Aufgabe 1 ::
Beantworte bitte kurz diese Fragen zum folgenden Textauszug:
(a) Von wem stammt der Text?
(b) Was hat der Verfasser nach eigener Aussage nie geführt?
(c) Seit wann sammelt er Portraitalbums?

Textauszug ::
☆ ☆ ☆ ☆

Aus meinem Bilder-Album.

Von Franz Wallner.
Ludwig Löwe und Kaiser Franz. – Director Karl. – Ascher im Lager der Welfen.

Da ich nie ein Tagebuch geführt, weder Notizen noch andere Erinnerungsblätter verzeichnet und aufbewahrt habe, so laufen die Bilder meines bewegten Lebens etwas wirr und lückenhaft durcheinander und verwischen sich gerade da oft bis zur Unkenntlichkeit, wo sie am interessantesten sich gestalten könnten. In solchen Fällen blättere ich in den vielen Portraitalbums, die ich seit Erfindung der Photographie in aller Herren Länder massenhaft gesammelt und durch Zeichnungen, Kupferstiche und Lithographien aus der ersten Zeit meiner Laufbahn vermehrt habe.

☆ ☆ ☆ ☆

Verfügbare Einträge ::
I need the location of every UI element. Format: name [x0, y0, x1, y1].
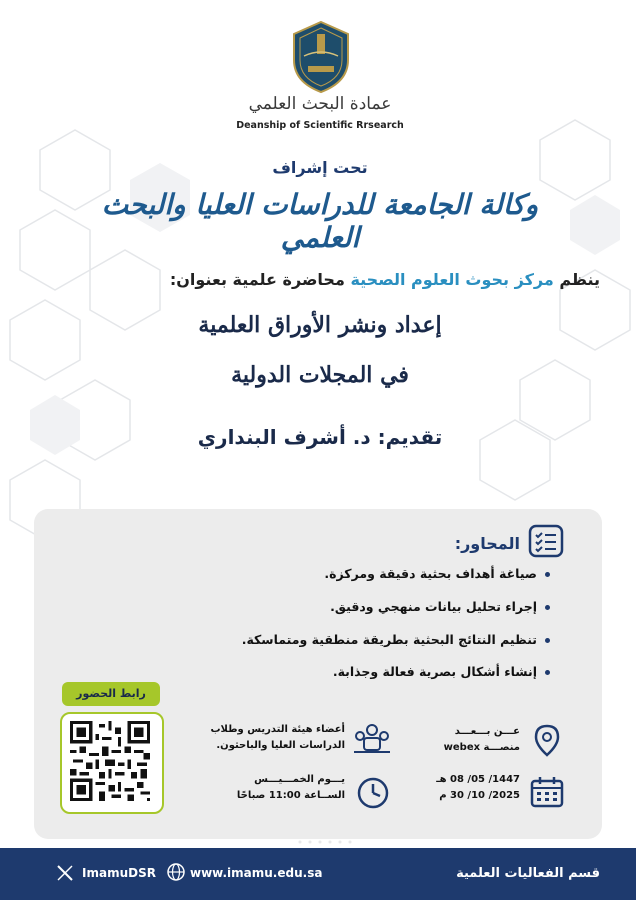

☆ ☆ ☆ ☆

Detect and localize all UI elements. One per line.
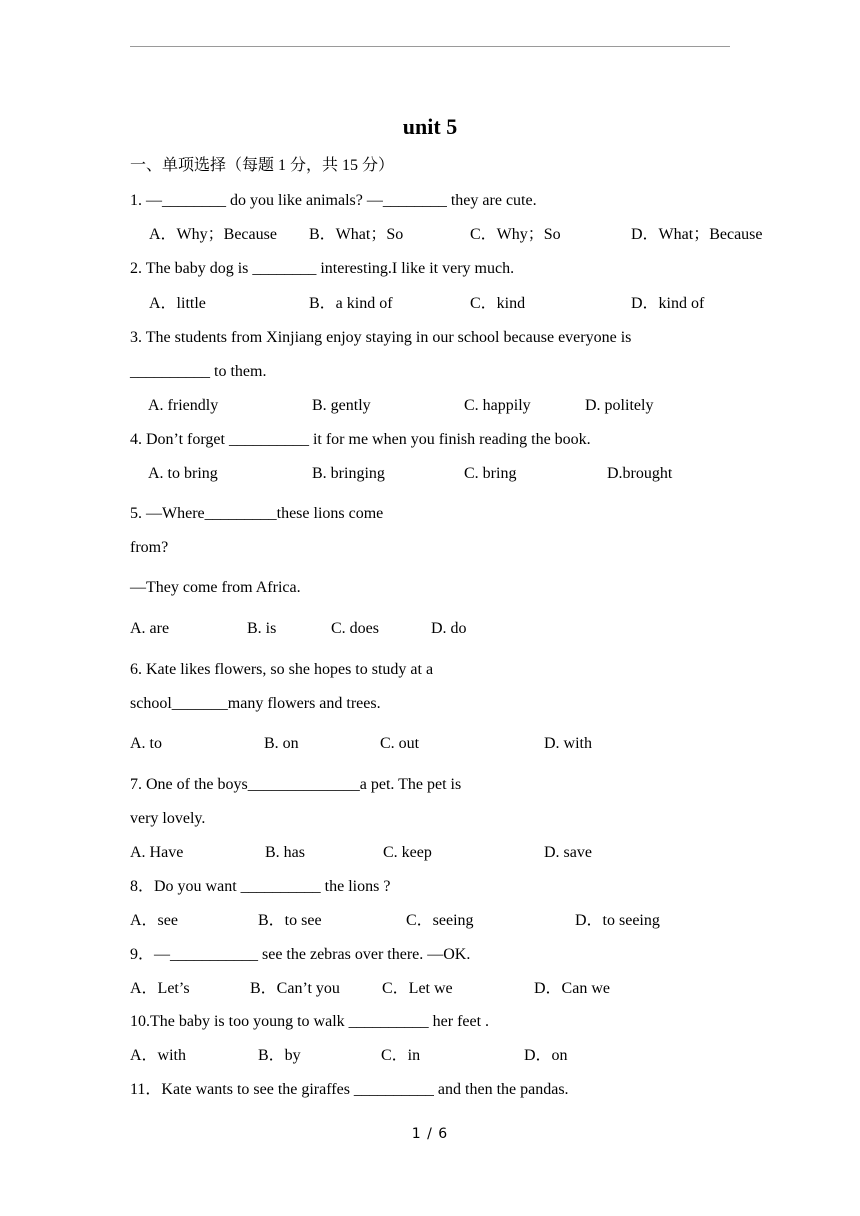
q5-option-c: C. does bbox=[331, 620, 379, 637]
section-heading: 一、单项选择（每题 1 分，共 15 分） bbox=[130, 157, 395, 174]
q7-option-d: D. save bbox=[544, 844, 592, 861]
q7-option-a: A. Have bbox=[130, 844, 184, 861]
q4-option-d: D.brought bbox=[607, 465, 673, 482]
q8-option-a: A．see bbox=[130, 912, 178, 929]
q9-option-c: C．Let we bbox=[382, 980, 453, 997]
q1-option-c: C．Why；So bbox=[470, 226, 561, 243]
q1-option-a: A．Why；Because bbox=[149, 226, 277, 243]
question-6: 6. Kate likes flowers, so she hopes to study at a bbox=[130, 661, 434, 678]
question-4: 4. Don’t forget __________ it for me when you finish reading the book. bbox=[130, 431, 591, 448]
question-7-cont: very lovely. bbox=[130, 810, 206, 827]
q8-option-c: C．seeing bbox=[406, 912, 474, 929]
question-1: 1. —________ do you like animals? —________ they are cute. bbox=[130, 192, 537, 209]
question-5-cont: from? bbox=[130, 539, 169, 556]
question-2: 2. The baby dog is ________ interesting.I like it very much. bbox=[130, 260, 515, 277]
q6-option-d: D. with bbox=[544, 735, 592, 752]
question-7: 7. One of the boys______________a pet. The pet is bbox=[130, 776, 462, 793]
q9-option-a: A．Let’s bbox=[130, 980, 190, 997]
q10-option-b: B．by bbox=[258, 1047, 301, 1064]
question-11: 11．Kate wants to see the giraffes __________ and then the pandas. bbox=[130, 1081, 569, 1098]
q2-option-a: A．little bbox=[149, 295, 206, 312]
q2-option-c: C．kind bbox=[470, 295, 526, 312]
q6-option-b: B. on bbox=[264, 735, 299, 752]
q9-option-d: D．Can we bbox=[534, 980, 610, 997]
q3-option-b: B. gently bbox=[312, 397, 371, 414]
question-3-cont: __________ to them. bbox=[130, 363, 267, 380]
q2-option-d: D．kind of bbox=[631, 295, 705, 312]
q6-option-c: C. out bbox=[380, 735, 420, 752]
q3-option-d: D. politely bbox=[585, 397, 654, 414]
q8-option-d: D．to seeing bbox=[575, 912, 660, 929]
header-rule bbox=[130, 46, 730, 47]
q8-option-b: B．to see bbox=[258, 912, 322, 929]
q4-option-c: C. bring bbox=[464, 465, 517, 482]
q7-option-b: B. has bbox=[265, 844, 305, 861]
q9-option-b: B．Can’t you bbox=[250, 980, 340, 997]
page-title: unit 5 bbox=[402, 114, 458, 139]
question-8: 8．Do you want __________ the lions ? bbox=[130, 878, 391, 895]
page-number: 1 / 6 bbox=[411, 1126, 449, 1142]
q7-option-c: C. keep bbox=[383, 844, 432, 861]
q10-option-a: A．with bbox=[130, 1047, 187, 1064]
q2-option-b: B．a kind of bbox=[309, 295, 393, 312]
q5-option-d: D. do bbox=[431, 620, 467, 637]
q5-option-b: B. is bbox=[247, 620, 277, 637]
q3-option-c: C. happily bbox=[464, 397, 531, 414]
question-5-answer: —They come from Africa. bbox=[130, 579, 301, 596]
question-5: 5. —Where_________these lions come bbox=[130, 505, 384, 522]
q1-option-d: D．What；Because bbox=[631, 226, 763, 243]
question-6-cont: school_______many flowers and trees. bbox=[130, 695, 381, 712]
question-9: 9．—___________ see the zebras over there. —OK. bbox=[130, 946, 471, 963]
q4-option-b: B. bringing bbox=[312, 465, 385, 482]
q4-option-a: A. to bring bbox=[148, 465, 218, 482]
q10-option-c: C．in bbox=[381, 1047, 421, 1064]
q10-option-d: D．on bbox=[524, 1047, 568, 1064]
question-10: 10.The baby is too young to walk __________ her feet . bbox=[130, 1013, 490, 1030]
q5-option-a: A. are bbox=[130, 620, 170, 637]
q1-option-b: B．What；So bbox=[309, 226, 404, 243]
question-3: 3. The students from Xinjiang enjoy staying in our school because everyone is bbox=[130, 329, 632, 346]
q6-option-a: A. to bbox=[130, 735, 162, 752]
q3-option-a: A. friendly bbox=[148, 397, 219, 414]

☆ ☆ ☆ ☆

Aufgabe 2 :: Aktualisiere die Einträge von der Zeile mit "Detect and localize" bis hinunter zur Zeile mit "question-3-cont: __________ to", indem du "bbox" durch "box" ersetzt. Alles andere bleibt unverändert, und die Bilder lässt du in der Antwort weg.

Lösung 1 ::
(a) Von Franz Wallner.
(b) Ein Tagebuch.
(c) Seit der Erfindung der Photographie.

Lösung 2 ::
Detect and localize all UI elements. One per line.
q5-option-c: C. does box=[331, 620, 379, 637]
section-heading: 一、单项选择（每题 1 分，共 15 分） box=[130, 157, 395, 174]
q7-option-d: D. save box=[544, 844, 592, 861]
q7-option-a: A. Have box=[130, 844, 184, 861]
q4-option-d: D.brought box=[607, 465, 673, 482]
q8-option-a: A．see box=[130, 912, 178, 929]
q9-option-c: C．Let we box=[382, 980, 453, 997]
q1-option-c: C．Why；So box=[470, 226, 561, 243]
q1-option-a: A．Why；Because box=[149, 226, 277, 243]
question-6: 6. Kate likes flowers, so she hopes to study at a box=[130, 661, 434, 678]
question-4: 4. Don’t forget __________ it for me when you finish reading the book. box=[130, 431, 591, 448]
question-7-cont: very lovely. box=[130, 810, 206, 827]
q8-option-c: C．seeing box=[406, 912, 474, 929]
question-1: 1. —________ do you like animals? —________ they are cute. box=[130, 192, 537, 209]
question-5-cont: from? box=[130, 539, 169, 556]
question-2: 2. The baby dog is ________ interesting.I like it very much. box=[130, 260, 515, 277]
q6-option-d: D. with box=[544, 735, 592, 752]
question-7: 7. One of the boys______________a pet. The pet is box=[130, 776, 462, 793]
q9-option-a: A．Let’s box=[130, 980, 190, 997]
q10-option-b: B．by box=[258, 1047, 301, 1064]
question-11: 11．Kate wants to see the giraffes __________ and then the pandas. box=[130, 1081, 569, 1098]
q2-option-a: A．little box=[149, 295, 206, 312]
q2-option-c: C．kind box=[470, 295, 526, 312]
q6-option-b: B. on box=[264, 735, 299, 752]
q9-option-d: D．Can we box=[534, 980, 610, 997]
q3-option-b: B. gently box=[312, 397, 371, 414]
question-3-cont: __________ to them. box=[130, 363, 267, 380]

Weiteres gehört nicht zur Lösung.